>> Begin Available records

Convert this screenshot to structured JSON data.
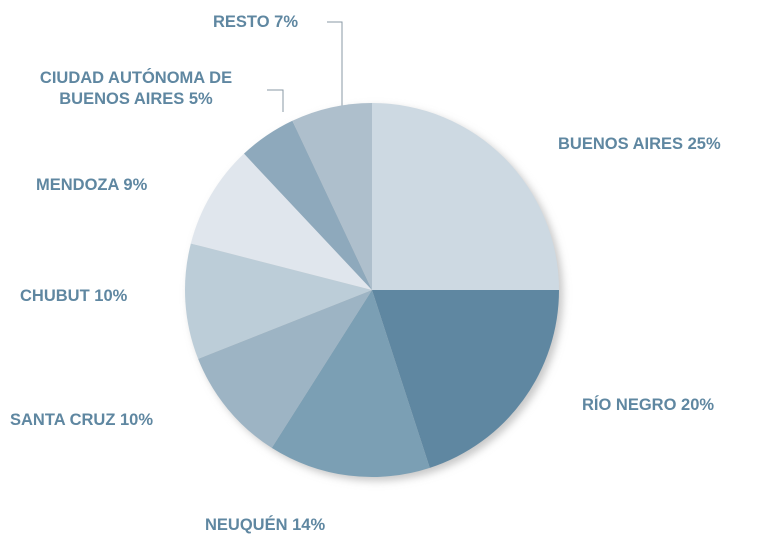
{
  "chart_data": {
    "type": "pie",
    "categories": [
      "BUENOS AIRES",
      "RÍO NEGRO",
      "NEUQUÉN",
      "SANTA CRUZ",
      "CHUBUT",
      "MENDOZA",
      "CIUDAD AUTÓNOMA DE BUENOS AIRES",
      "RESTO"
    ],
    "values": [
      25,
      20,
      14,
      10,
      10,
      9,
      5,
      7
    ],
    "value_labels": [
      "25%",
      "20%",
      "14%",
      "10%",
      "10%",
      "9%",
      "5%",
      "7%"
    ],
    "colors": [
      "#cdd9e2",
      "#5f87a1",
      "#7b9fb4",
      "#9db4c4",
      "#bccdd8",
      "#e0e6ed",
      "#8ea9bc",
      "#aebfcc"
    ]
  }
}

>> End Available records

**Description of the task**
Retype the entries word for word. Omit any images.

**Correct result**
Convert this screenshot to structured JSON data.
{
  "chart_data": {
    "type": "pie",
    "categories": [
      "BUENOS AIRES",
      "RÍO NEGRO",
      "NEUQUÉN",
      "SANTA CRUZ",
      "CHUBUT",
      "MENDOZA",
      "CIUDAD AUTÓNOMA DE BUENOS AIRES",
      "RESTO"
    ],
    "values": [
      25,
      20,
      14,
      10,
      10,
      9,
      5,
      7
    ],
    "value_labels": [
      "25%",
      "20%",
      "14%",
      "10%",
      "10%",
      "9%",
      "5%",
      "7%"
    ],
    "colors": [
      "#cdd9e2",
      "#5f87a1",
      "#7b9fb4",
      "#9db4c4",
      "#bccdd8",
      "#e0e6ed",
      "#8ea9bc",
      "#aebfcc"
    ]
  }
}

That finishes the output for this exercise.